- **Raw records**:
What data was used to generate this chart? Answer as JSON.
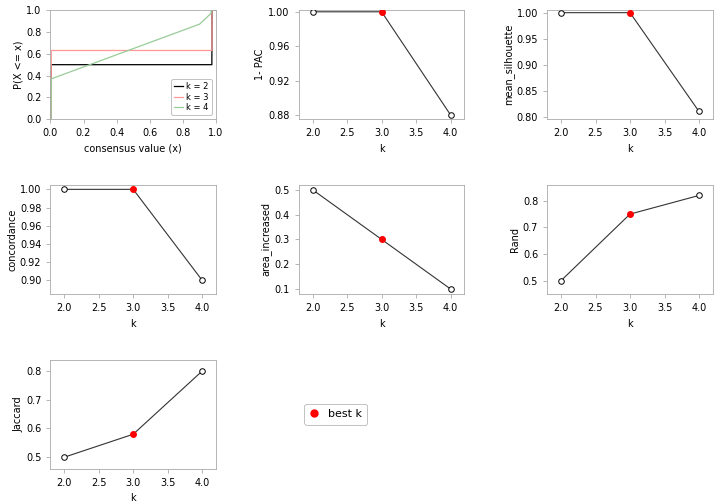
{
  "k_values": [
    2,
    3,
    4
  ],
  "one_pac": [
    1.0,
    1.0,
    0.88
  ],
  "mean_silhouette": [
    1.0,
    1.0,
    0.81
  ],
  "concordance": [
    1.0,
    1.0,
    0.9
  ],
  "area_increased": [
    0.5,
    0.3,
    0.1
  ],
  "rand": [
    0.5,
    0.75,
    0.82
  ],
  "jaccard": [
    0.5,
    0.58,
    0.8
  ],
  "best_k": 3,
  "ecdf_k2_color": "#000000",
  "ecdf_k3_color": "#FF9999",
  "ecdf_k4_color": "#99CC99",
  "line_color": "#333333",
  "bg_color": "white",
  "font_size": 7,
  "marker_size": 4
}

- **What you should do**: Your task is to set down the records shown above exactly, minus any pictures.

- **Task result**:
What data was used to generate this chart? Answer as JSON.
{
  "k_values": [
    2,
    3,
    4
  ],
  "one_pac": [
    1.0,
    1.0,
    0.88
  ],
  "mean_silhouette": [
    1.0,
    1.0,
    0.81
  ],
  "concordance": [
    1.0,
    1.0,
    0.9
  ],
  "area_increased": [
    0.5,
    0.3,
    0.1
  ],
  "rand": [
    0.5,
    0.75,
    0.82
  ],
  "jaccard": [
    0.5,
    0.58,
    0.8
  ],
  "best_k": 3,
  "ecdf_k2_color": "#000000",
  "ecdf_k3_color": "#FF9999",
  "ecdf_k4_color": "#99CC99",
  "line_color": "#333333",
  "bg_color": "white",
  "font_size": 7,
  "marker_size": 4
}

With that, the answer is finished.